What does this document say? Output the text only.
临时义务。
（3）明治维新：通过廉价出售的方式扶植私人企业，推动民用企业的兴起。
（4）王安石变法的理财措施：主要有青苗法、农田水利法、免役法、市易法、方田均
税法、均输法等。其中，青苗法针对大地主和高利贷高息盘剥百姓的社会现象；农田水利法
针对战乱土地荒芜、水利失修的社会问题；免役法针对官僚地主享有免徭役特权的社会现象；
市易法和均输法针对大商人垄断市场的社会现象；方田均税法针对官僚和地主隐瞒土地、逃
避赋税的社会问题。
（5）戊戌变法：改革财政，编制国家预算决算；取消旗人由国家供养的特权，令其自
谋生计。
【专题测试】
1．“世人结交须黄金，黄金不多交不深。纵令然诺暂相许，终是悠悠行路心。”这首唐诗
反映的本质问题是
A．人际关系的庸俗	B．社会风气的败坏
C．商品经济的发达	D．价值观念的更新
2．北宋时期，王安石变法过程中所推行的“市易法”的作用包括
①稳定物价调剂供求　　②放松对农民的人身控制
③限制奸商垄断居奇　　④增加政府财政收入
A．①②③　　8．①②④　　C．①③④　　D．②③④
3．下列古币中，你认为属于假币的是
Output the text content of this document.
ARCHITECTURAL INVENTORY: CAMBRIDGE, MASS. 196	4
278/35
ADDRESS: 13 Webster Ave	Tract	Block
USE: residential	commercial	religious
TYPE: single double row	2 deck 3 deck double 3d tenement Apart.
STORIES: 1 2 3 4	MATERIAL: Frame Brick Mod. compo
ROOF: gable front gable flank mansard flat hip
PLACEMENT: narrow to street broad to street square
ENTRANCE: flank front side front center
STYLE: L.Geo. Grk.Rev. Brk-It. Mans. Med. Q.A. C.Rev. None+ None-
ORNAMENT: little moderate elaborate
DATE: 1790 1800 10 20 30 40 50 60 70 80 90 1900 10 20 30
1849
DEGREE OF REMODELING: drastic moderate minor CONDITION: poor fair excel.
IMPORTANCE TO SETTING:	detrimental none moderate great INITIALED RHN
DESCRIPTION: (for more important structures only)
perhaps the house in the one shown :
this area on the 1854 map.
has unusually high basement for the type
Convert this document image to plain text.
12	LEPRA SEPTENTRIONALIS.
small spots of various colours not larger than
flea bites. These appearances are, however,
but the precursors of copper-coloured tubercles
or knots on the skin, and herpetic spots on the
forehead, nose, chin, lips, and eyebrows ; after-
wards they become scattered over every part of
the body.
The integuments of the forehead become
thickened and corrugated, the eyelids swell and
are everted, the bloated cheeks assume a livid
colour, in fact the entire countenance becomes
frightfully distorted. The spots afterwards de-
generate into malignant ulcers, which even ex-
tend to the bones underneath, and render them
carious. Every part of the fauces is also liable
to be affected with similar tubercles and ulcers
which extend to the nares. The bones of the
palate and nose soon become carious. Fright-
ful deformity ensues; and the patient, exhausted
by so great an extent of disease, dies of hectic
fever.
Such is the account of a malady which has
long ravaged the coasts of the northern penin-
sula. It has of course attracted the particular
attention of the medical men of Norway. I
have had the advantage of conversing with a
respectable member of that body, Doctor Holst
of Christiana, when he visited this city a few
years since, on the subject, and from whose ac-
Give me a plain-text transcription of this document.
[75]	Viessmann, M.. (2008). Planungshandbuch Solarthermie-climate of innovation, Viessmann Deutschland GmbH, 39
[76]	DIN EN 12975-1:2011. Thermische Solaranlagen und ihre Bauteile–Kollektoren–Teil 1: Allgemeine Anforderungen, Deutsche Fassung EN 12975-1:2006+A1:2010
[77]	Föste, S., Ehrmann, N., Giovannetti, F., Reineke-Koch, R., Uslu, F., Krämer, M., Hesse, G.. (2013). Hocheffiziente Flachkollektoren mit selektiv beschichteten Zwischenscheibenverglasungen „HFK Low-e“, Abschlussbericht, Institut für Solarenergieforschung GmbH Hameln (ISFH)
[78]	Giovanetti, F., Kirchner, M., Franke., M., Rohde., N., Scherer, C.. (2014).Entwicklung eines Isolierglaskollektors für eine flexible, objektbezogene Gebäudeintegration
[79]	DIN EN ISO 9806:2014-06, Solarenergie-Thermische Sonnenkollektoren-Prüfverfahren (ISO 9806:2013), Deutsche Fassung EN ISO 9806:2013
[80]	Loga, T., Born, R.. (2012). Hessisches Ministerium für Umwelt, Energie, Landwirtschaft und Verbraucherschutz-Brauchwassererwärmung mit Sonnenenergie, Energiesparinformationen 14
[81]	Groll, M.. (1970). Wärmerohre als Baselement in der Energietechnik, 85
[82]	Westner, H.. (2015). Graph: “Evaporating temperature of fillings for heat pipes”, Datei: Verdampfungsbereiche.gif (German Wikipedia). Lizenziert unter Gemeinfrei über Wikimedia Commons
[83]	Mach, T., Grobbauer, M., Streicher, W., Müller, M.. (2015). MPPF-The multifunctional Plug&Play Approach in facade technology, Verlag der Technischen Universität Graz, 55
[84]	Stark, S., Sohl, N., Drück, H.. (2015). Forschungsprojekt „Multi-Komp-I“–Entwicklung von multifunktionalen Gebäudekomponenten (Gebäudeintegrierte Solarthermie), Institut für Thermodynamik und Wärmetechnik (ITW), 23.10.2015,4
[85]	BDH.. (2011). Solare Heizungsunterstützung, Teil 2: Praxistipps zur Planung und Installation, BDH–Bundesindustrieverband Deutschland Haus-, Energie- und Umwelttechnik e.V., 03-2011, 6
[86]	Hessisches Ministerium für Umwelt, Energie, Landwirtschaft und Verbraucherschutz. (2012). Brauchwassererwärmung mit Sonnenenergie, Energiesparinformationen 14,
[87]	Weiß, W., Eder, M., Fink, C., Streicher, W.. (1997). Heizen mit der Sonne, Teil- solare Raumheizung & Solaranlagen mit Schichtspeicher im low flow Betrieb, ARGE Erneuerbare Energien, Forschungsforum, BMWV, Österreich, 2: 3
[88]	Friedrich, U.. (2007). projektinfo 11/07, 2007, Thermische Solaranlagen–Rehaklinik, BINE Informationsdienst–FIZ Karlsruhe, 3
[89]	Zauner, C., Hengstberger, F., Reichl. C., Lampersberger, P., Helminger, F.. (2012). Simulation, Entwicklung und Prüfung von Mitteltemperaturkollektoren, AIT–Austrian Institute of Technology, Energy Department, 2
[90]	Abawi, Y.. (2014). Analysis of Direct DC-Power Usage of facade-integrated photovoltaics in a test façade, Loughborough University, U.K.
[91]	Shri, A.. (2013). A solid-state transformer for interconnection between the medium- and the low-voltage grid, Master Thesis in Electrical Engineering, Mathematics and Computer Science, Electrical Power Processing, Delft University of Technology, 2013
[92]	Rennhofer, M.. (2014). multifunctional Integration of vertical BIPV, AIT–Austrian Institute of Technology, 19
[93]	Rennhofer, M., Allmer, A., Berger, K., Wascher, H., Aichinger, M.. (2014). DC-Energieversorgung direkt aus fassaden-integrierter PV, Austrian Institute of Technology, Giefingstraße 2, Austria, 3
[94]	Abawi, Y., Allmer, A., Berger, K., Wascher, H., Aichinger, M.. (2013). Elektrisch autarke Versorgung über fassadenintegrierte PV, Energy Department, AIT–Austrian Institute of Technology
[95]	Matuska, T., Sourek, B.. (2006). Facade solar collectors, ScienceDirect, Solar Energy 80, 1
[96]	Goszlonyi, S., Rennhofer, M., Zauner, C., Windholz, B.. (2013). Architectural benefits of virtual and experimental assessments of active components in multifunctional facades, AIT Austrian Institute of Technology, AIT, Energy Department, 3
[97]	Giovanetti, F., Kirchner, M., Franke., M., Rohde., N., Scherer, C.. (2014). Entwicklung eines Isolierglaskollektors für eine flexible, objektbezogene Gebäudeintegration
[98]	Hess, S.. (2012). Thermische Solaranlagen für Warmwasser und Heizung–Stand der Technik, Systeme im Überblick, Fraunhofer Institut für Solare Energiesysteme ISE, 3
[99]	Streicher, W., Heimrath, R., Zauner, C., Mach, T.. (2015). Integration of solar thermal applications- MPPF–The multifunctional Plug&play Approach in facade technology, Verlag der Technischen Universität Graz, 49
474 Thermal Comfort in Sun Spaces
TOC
=-=-=-=-=
**Set exercise:** In the listing above, find each line with the word "农田水利法" and copy it.

**Full response:**
（4）王安石变法的理财措施：主要有青苗法、农田水利法、免役法、市易法、方田均
税法、均输法等。其中，青苗法针对大地主和高利贷高息盘剥百姓的社会现象；农田水利法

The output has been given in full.